··· Texto selecionado ···
Para Vygotsky, o enorme apelo
literário da obra diz respeito ao misticismo sobrenatural (espiritualismo,
almas errantes, vida após a morte, sombras, etc) no qual a peça está envolta.
Tal misticismo remete o leitor a uma “outra dimensão”, uma dimensão espiritual
que contrasta com a visão materialista da vingança e da política. Para
Vygostky, os contrastes são o “motor” da arte dramática ou literária.
A partir de uma visão do
cristianismo, como já abordamos em nosso último artigo, avançamos outra
interpretação. O drama de Hamlet (“ser ou não ser, agir ou não agir, renunciar
ou não renunciar, perdoar ou não perdoar”) é o drama de toda Humanidade. É o
drama de nosso corpo e nossa mente, que sermpre querem alguma coisa, um querer
que sempre atropela mente e corpos de outras pessoas.
No nosso mundo, quase sempre,
“querer para si é prejudicar os outros”, quase sempre, quando queremos alguma
coisa temos de passar por cima do querer de alguma outra pessoa. Religiões e
filósofos importantes (budismo, Schopenhaeur, Kierkgaard, Dostoieviski) só
viram uma solução para isto: renunciar a tudo (p. ex., os
personagens monásticos: Alíocha e o príncipe, de “Os irmãos Karamazov” e “O
Idiota” de Dostoievski). “Renunciar a tudo”, “morrer em vida”, “isolar-se do
mundo”, “contemplação passiva”, “integrar-se ao Universo”, “deixar-se anular
pela passividade do Nirvana”.
···
* Detalhes da tarefa: Reproduza na íntegra o texto acima sobre Hamlet, sem nenhuma alteração.
··· Linhas extraídas ···
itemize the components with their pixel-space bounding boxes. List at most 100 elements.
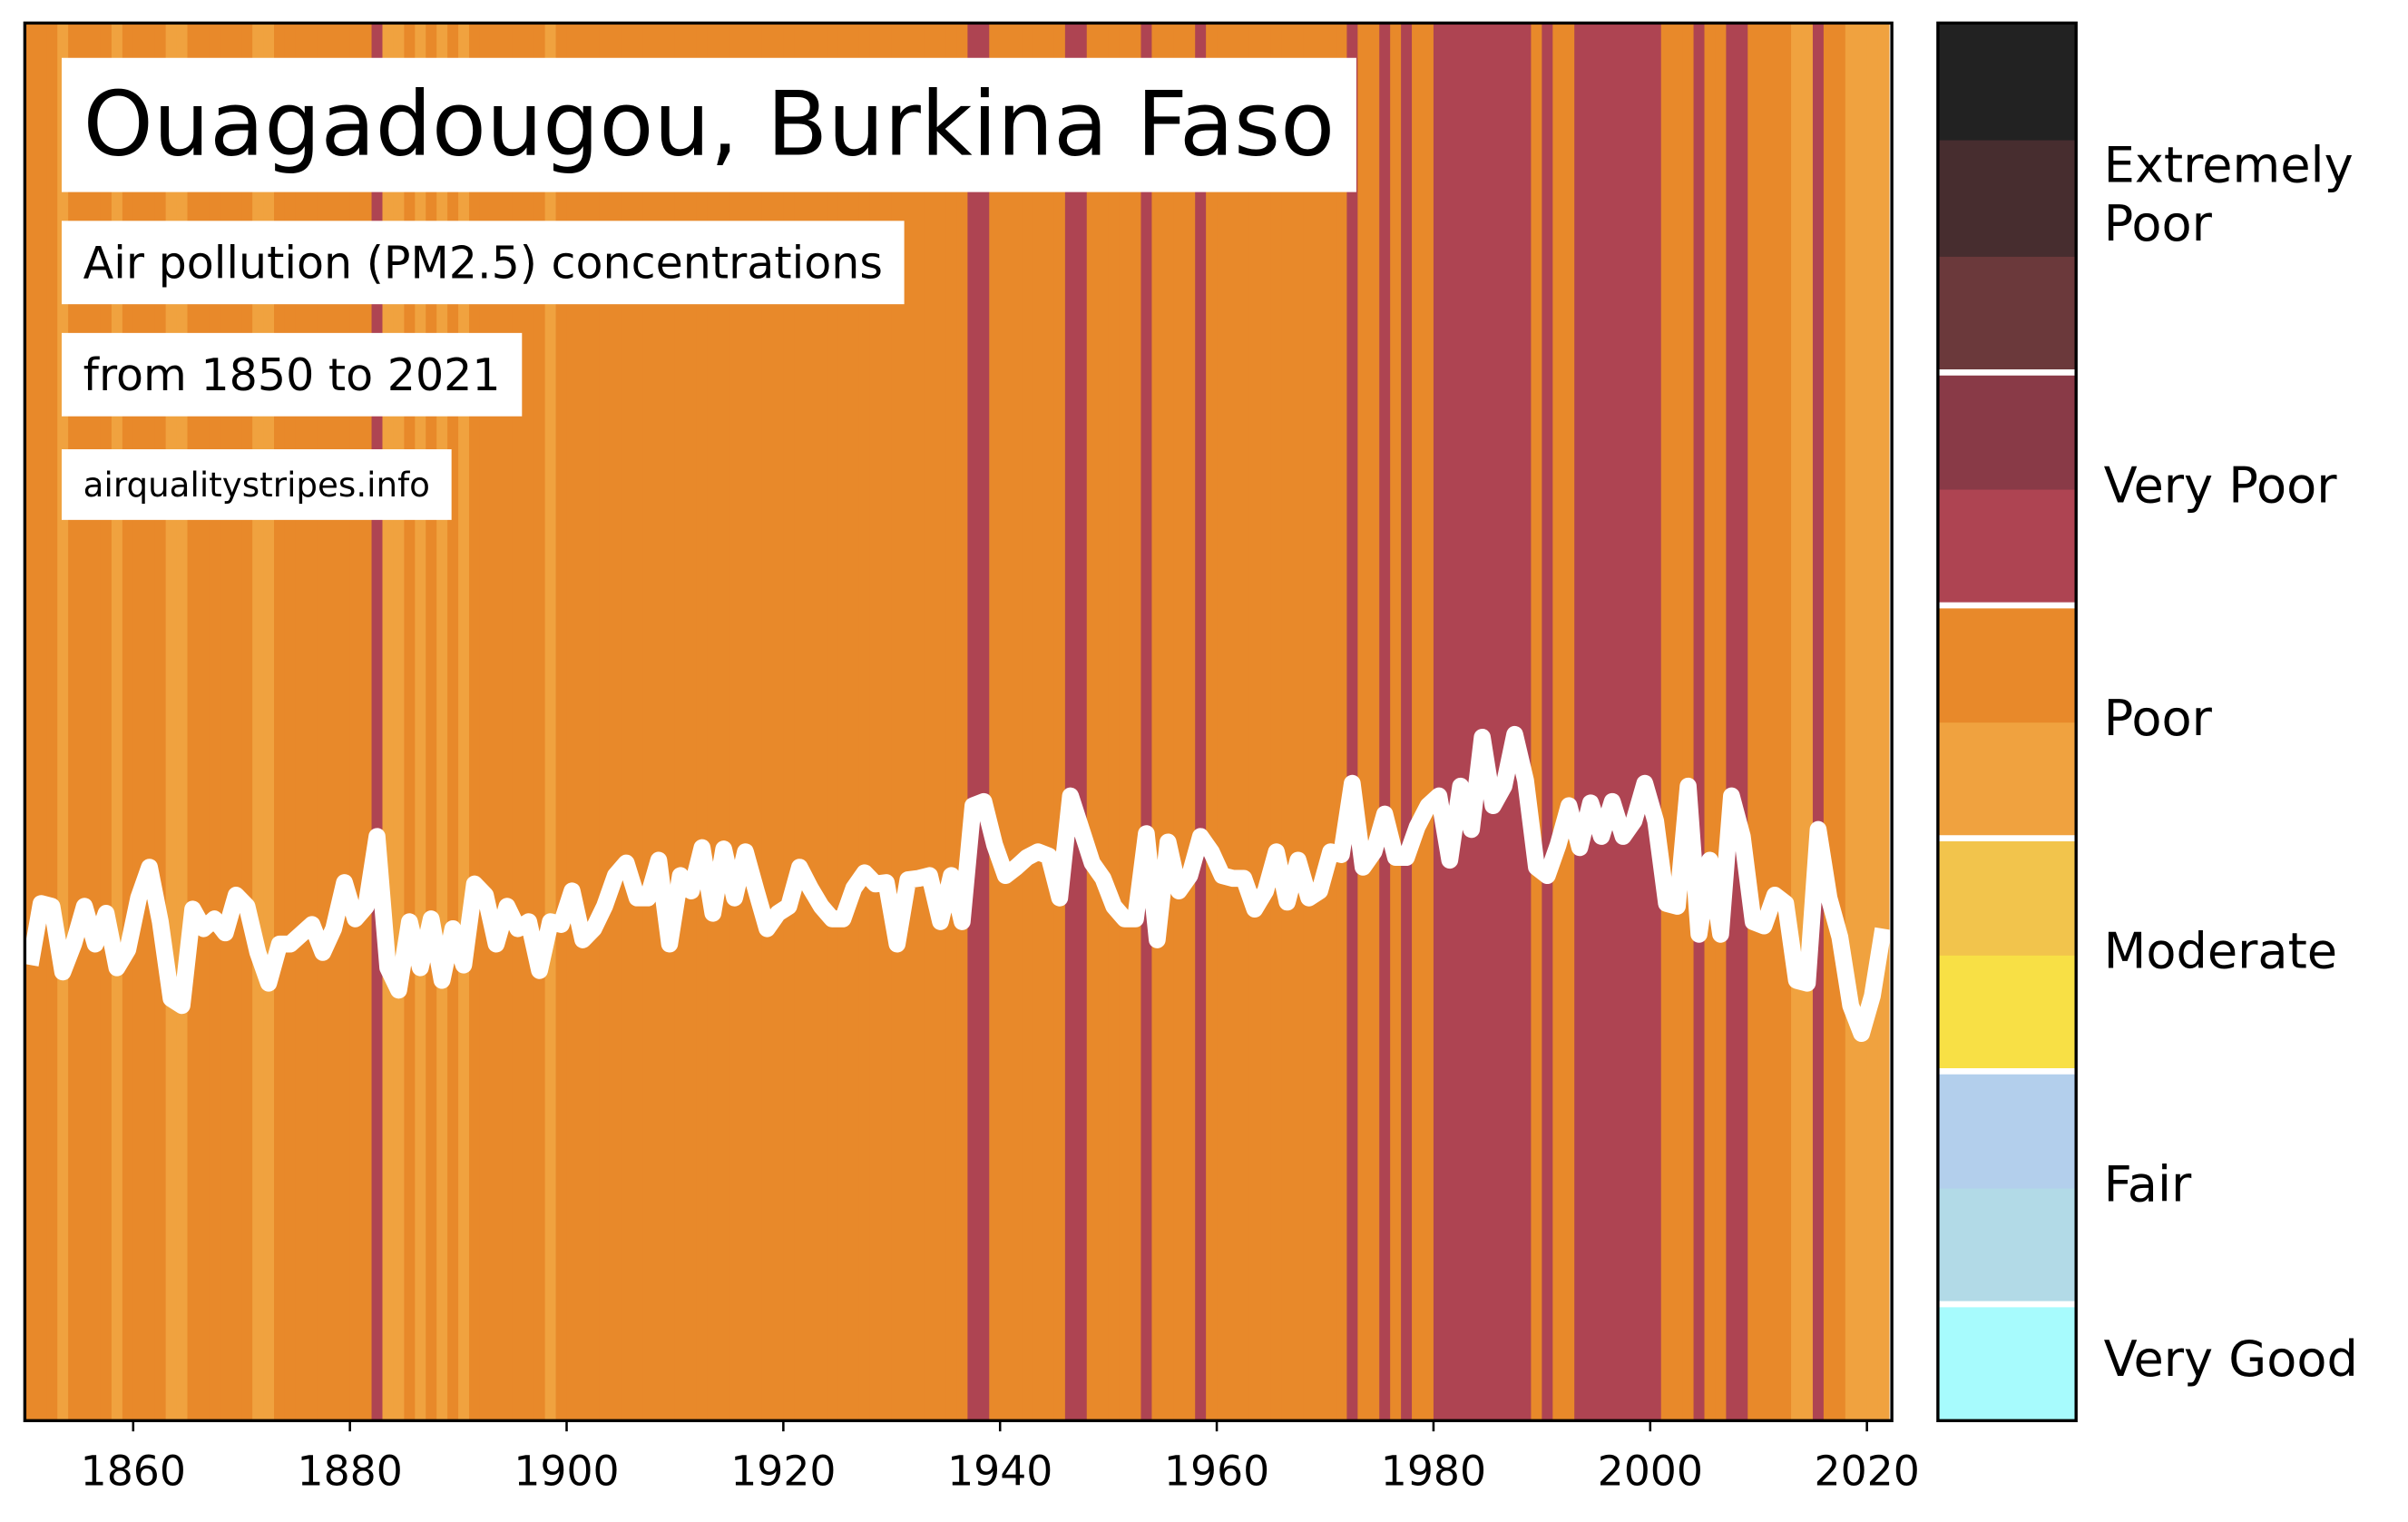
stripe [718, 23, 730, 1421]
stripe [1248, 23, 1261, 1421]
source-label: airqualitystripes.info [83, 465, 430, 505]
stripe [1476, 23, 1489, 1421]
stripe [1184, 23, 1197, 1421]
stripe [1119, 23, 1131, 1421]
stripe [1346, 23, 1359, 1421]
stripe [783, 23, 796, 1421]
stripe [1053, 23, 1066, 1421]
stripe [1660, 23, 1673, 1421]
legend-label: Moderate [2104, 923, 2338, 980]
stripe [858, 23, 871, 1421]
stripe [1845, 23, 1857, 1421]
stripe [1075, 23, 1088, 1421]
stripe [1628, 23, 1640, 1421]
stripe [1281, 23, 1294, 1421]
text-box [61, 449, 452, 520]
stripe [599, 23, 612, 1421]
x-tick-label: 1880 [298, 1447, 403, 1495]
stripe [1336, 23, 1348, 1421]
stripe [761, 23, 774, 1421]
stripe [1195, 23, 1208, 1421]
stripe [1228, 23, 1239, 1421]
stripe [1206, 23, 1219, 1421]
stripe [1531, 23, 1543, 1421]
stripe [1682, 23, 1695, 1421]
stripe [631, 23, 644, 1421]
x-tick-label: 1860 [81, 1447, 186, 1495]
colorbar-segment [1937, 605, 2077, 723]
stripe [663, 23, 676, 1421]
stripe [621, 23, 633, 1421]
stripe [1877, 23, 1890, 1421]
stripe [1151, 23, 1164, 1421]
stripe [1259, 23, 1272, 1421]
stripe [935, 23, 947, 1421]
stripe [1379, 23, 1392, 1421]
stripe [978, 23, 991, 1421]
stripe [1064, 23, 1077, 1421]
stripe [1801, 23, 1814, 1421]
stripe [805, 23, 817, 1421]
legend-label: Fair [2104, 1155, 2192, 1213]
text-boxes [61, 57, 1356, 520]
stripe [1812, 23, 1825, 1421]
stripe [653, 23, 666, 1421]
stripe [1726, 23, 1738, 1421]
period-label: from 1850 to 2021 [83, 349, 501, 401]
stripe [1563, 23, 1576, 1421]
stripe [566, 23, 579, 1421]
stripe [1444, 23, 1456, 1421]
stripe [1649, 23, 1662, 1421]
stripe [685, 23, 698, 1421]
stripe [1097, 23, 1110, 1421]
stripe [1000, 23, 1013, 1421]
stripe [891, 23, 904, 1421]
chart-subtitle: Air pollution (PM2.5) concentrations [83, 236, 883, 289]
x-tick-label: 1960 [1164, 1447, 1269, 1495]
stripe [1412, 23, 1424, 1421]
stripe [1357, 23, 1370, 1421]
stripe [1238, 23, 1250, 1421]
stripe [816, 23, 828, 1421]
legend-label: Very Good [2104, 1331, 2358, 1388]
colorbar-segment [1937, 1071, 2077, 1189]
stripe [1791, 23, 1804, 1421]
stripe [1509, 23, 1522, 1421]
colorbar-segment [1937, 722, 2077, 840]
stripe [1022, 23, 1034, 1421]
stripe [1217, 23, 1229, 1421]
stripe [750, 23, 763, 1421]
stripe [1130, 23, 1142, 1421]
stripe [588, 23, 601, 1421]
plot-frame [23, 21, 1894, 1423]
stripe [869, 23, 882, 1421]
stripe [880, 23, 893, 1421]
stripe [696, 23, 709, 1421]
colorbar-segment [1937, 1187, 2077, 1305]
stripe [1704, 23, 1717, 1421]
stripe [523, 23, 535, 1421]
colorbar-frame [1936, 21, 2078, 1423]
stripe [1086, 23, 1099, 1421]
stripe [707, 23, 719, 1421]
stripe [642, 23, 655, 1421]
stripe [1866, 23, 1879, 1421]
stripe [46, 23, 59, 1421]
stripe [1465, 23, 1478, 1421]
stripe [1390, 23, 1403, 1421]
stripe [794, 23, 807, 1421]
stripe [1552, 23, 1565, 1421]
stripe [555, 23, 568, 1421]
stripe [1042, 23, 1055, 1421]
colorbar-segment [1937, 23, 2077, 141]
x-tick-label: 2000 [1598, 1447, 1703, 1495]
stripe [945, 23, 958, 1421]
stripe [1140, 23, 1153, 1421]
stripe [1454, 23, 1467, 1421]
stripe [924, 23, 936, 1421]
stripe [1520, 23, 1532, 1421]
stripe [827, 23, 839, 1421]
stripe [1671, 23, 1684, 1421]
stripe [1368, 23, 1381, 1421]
···
* Problema resolvido:
Para Vygotsky, o enorme apelo
literário da obra diz respeito ao misticismo sobrenatural (espiritualismo,
almas errantes, vida após a morte, sombras, etc) no qual a peça está envolta.
Tal misticismo remete o leitor a uma “outra dimensão”, uma dimensão espiritual
que contrasta com a visão materialista da vingança e da política. Para
Vygostky, os contrastes são o “motor” da arte dramática ou literária.
A partir de uma visão do
cristianismo, como já abordamos em nosso último artigo, avançamos outra
interpretação. O drama de Hamlet (“ser ou não ser, agir ou não agir, renunciar
ou não renunciar, perdoar ou não perdoar”) é o drama de toda Humanidade. É o
drama de nosso corpo e nossa mente, que sermpre querem alguma coisa, um querer
que sempre atropela mente e corpos de outras pessoas.
No nosso mundo, quase sempre,
“querer para si é prejudicar os outros”, quase sempre, quando queremos alguma
coisa temos de passar por cima do querer de alguma outra pessoa. Religiões e
filósofos importantes (budismo, Schopenhaeur, Kierkgaard, Dostoieviski) só
viram uma solução para isto: renunciar a tudo (p. ex., os
personagens monásticos: Alíocha e o príncipe, de “Os irmãos Karamazov” e “O
Idiota” de Dostoievski). “Renunciar a tudo”, “morrer em vida”, “isolar-se do
mundo”, “contemplação passiva”, “integrar-se ao Universo”, “deixar-se anular
pela passividade do Nirvana”.